↓

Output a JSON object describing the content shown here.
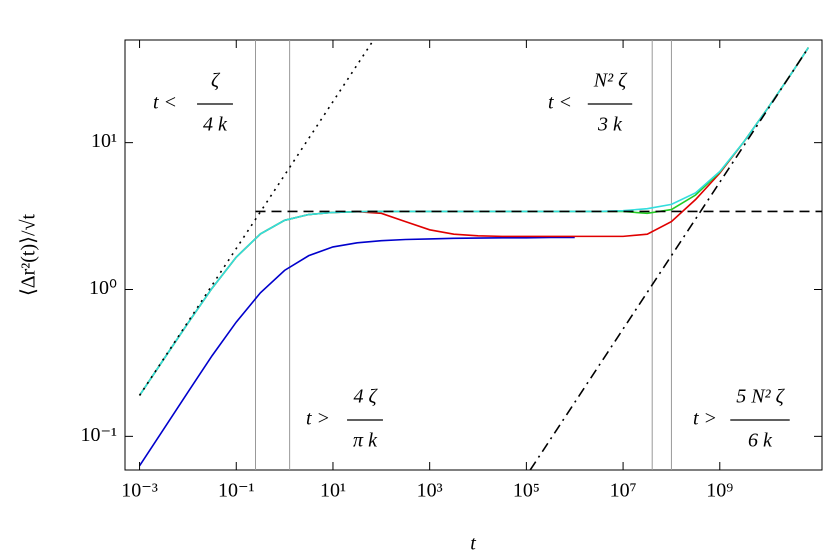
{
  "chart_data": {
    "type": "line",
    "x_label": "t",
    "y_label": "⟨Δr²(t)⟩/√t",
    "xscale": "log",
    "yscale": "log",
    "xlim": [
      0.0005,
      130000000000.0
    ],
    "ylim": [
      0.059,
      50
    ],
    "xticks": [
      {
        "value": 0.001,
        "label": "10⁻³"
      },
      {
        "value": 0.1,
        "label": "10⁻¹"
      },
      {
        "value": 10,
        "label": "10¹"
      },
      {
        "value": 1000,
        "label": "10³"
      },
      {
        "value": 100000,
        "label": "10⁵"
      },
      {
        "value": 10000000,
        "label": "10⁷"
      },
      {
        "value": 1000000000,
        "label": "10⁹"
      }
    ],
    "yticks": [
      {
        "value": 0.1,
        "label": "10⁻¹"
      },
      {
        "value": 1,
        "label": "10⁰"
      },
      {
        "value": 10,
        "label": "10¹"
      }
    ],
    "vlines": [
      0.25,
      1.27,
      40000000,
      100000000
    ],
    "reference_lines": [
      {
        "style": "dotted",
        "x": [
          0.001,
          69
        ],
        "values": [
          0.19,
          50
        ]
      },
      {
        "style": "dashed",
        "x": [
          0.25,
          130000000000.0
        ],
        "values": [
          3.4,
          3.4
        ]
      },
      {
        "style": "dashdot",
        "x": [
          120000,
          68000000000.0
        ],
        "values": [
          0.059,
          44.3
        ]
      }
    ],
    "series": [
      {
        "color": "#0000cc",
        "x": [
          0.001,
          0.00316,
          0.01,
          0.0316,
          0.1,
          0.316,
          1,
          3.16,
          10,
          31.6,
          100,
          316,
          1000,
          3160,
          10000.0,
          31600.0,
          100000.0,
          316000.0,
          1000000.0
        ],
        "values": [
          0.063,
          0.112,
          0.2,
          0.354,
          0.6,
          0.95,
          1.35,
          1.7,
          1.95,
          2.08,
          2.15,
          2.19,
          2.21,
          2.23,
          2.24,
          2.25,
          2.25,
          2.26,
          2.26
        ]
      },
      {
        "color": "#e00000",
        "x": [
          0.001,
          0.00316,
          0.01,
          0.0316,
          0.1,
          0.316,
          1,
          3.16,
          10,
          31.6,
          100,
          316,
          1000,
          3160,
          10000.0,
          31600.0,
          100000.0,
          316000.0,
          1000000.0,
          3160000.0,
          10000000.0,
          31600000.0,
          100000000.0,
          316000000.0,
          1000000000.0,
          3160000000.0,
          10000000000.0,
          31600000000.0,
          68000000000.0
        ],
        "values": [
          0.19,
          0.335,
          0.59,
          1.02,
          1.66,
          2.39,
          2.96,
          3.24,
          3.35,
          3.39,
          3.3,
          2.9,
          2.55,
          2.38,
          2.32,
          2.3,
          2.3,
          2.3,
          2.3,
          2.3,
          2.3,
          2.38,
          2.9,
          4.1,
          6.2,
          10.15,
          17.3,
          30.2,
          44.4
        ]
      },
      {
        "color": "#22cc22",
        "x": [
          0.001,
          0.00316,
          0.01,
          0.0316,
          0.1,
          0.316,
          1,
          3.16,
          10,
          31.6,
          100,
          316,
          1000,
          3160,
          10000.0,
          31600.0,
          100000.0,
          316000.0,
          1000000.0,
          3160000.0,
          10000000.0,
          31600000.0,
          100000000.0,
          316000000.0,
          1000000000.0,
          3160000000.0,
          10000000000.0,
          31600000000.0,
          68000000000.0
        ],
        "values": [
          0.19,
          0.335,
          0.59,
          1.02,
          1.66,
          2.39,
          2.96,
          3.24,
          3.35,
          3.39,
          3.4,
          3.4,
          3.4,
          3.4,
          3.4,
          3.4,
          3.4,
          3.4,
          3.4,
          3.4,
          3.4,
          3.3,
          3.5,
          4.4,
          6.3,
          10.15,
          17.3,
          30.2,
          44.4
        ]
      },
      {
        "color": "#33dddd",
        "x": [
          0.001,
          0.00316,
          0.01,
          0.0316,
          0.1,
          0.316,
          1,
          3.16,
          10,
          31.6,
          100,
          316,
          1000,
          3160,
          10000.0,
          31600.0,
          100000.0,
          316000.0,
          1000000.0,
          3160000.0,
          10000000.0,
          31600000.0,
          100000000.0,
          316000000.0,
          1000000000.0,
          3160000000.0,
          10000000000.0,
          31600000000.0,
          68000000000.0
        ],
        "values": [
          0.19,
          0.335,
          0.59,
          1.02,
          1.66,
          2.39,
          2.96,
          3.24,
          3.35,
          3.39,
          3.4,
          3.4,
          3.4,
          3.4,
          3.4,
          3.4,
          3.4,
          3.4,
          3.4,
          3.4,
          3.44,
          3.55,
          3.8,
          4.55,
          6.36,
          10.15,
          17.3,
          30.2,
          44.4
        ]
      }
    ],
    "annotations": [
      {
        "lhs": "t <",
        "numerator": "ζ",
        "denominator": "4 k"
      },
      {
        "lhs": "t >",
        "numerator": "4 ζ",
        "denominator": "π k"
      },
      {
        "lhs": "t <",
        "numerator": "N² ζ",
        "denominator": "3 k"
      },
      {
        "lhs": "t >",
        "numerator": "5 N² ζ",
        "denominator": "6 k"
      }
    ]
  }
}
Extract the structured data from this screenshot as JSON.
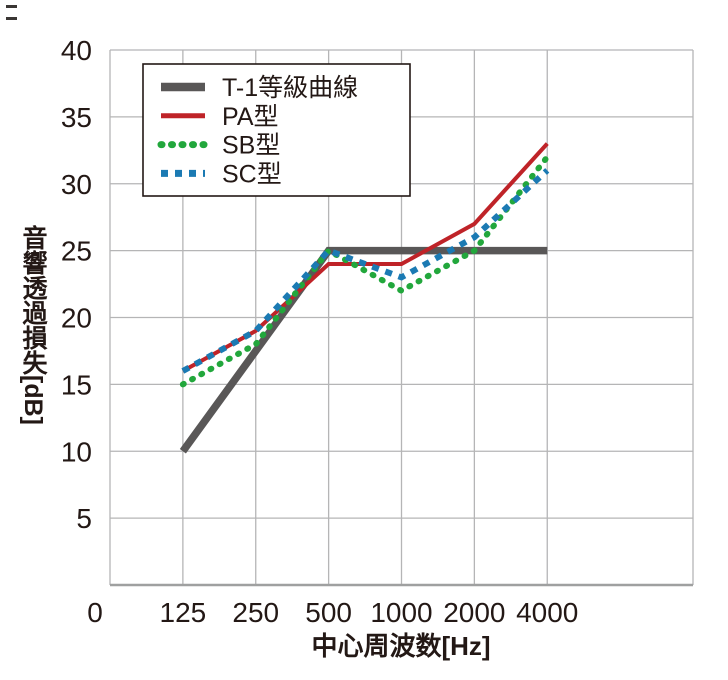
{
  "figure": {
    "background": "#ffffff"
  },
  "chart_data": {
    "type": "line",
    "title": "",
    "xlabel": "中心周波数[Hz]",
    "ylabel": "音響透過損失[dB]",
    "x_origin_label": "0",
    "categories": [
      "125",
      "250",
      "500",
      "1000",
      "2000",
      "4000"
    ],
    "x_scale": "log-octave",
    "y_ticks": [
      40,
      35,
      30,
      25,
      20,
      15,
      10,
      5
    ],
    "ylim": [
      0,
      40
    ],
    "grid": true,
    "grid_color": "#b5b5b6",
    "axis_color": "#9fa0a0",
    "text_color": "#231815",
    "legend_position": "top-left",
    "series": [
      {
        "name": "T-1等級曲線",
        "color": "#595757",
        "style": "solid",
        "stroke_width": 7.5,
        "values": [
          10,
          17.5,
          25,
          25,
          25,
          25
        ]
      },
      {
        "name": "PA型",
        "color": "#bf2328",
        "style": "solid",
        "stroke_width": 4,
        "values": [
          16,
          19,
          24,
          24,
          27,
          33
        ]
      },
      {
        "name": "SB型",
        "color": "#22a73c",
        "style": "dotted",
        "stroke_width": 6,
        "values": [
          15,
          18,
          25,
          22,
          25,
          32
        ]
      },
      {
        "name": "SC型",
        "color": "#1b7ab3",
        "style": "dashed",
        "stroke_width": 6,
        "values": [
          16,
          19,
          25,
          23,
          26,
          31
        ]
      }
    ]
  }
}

↑

**The task**
Output every entry exactly as given; pictures are not part of the copy.

**Answer to the problem**
Output a JSON object describing the content shown here.
{
  "chart_data": {
    "type": "line",
    "x_label": "t",
    "y_label": "⟨Δr²(t)⟩/√t",
    "xscale": "log",
    "yscale": "log",
    "xlim": [
      0.0005,
      130000000000.0
    ],
    "ylim": [
      0.059,
      50
    ],
    "xticks": [
      {
        "value": 0.001,
        "label": "10⁻³"
      },
      {
        "value": 0.1,
        "label": "10⁻¹"
      },
      {
        "value": 10,
        "label": "10¹"
      },
      {
        "value": 1000,
        "label": "10³"
      },
      {
        "value": 100000,
        "label": "10⁵"
      },
      {
        "value": 10000000,
        "label": "10⁷"
      },
      {
        "value": 1000000000,
        "label": "10⁹"
      }
    ],
    "yticks": [
      {
        "value": 0.1,
        "label": "10⁻¹"
      },
      {
        "value": 1,
        "label": "10⁰"
      },
      {
        "value": 10,
        "label": "10¹"
      }
    ],
    "vlines": [
      0.25,
      1.27,
      40000000,
      100000000
    ],
    "reference_lines": [
      {
        "style": "dotted",
        "x": [
          0.001,
          69
        ],
        "values": [
          0.19,
          50
        ]
      },
      {
        "style": "dashed",
        "x": [
          0.25,
          130000000000.0
        ],
        "values": [
          3.4,
          3.4
        ]
      },
      {
        "style": "dashdot",
        "x": [
          120000,
          68000000000.0
        ],
        "values": [
          0.059,
          44.3
        ]
      }
    ],
    "series": [
      {
        "color": "#0000cc",
        "x": [
          0.001,
          0.00316,
          0.01,
          0.0316,
          0.1,
          0.316,
          1,
          3.16,
          10,
          31.6,
          100,
          316,
          1000,
          3160,
          10000.0,
          31600.0,
          100000.0,
          316000.0,
          1000000.0
        ],
        "values": [
          0.063,
          0.112,
          0.2,
          0.354,
          0.6,
          0.95,
          1.35,
          1.7,
          1.95,
          2.08,
          2.15,
          2.19,
          2.21,
          2.23,
          2.24,
          2.25,
          2.25,
          2.26,
          2.26
        ]
      },
      {
        "color": "#e00000",
        "x": [
          0.001,
          0.00316,
          0.01,
          0.0316,
          0.1,
          0.316,
          1,
          3.16,
          10,
          31.6,
          100,
          316,
          1000,
          3160,
          10000.0,
          31600.0,
          100000.0,
          316000.0,
          1000000.0,
          3160000.0,
          10000000.0,
          31600000.0,
          100000000.0,
          316000000.0,
          1000000000.0,
          3160000000.0,
          10000000000.0,
          31600000000.0,
          68000000000.0
        ],
        "values": [
          0.19,
          0.335,
          0.59,
          1.02,
          1.66,
          2.39,
          2.96,
          3.24,
          3.35,
          3.39,
          3.3,
          2.9,
          2.55,
          2.38,
          2.32,
          2.3,
          2.3,
          2.3,
          2.3,
          2.3,
          2.3,
          2.38,
          2.9,
          4.1,
          6.2,
          10.15,
          17.3,
          30.2,
          44.4
        ]
      },
      {
        "color": "#22cc22",
        "x": [
          0.001,
          0.00316,
          0.01,
          0.0316,
          0.1,
          0.316,
          1,
          3.16,
          10,
          31.6,
          100,
          316,
          1000,
          3160,
          10000.0,
          31600.0,
          100000.0,
          316000.0,
          1000000.0,
          3160000.0,
          10000000.0,
          31600000.0,
          100000000.0,
          316000000.0,
          1000000000.0,
          3160000000.0,
          10000000000.0,
          31600000000.0,
          68000000000.0
        ],
        "values": [
          0.19,
          0.335,
          0.59,
          1.02,
          1.66,
          2.39,
          2.96,
          3.24,
          3.35,
          3.39,
          3.4,
          3.4,
          3.4,
          3.4,
          3.4,
          3.4,
          3.4,
          3.4,
          3.4,
          3.4,
          3.4,
          3.3,
          3.5,
          4.4,
          6.3,
          10.15,
          17.3,
          30.2,
          44.4
        ]
      },
      {
        "color": "#33dddd",
        "x": [
          0.001,
          0.00316,
          0.01,
          0.0316,
          0.1,
          0.316,
          1,
          3.16,
          10,
          31.6,
          100,
          316,
          1000,
          3160,
          10000.0,
          31600.0,
          100000.0,
          316000.0,
          1000000.0,
          3160000.0,
          10000000.0,
          31600000.0,
          100000000.0,
          316000000.0,
          1000000000.0,
          3160000000.0,
          10000000000.0,
          31600000000.0,
          68000000000.0
        ],
        "values": [
          0.19,
          0.335,
          0.59,
          1.02,
          1.66,
          2.39,
          2.96,
          3.24,
          3.35,
          3.39,
          3.4,
          3.4,
          3.4,
          3.4,
          3.4,
          3.4,
          3.4,
          3.4,
          3.4,
          3.4,
          3.44,
          3.55,
          3.8,
          4.55,
          6.36,
          10.15,
          17.3,
          30.2,
          44.4
        ]
      }
    ],
    "annotations": [
      {
        "lhs": "t <",
        "numerator": "ζ",
        "denominator": "4 k"
      },
      {
        "lhs": "t >",
        "numerator": "4 ζ",
        "denominator": "π k"
      },
      {
        "lhs": "t <",
        "numerator": "N² ζ",
        "denominator": "3 k"
      },
      {
        "lhs": "t >",
        "numerator": "5 N² ζ",
        "denominator": "6 k"
      }
    ]
  }
}
Extract the structured data from this screenshot as JSON.
{
  "figure": {
    "background": "#ffffff"
  },
  "chart_data": {
    "type": "line",
    "title": "",
    "xlabel": "中心周波数[Hz]",
    "ylabel": "音響透過損失[dB]",
    "x_origin_label": "0",
    "categories": [
      "125",
      "250",
      "500",
      "1000",
      "2000",
      "4000"
    ],
    "x_scale": "log-octave",
    "y_ticks": [
      40,
      35,
      30,
      25,
      20,
      15,
      10,
      5
    ],
    "ylim": [
      0,
      40
    ],
    "grid": true,
    "grid_color": "#b5b5b6",
    "axis_color": "#9fa0a0",
    "text_color": "#231815",
    "legend_position": "top-left",
    "series": [
      {
        "name": "T-1等級曲線",
        "color": "#595757",
        "style": "solid",
        "stroke_width": 7.5,
        "values": [
          10,
          17.5,
          25,
          25,
          25,
          25
        ]
      },
      {
        "name": "PA型",
        "color": "#bf2328",
        "style": "solid",
        "stroke_width": 4,
        "values": [
          16,
          19,
          24,
          24,
          27,
          33
        ]
      },
      {
        "name": "SB型",
        "color": "#22a73c",
        "style": "dotted",
        "stroke_width": 6,
        "values": [
          15,
          18,
          25,
          22,
          25,
          32
        ]
      },
      {
        "name": "SC型",
        "color": "#1b7ab3",
        "style": "dashed",
        "stroke_width": 6,
        "values": [
          16,
          19,
          25,
          23,
          26,
          31
        ]
      }
    ]
  }
}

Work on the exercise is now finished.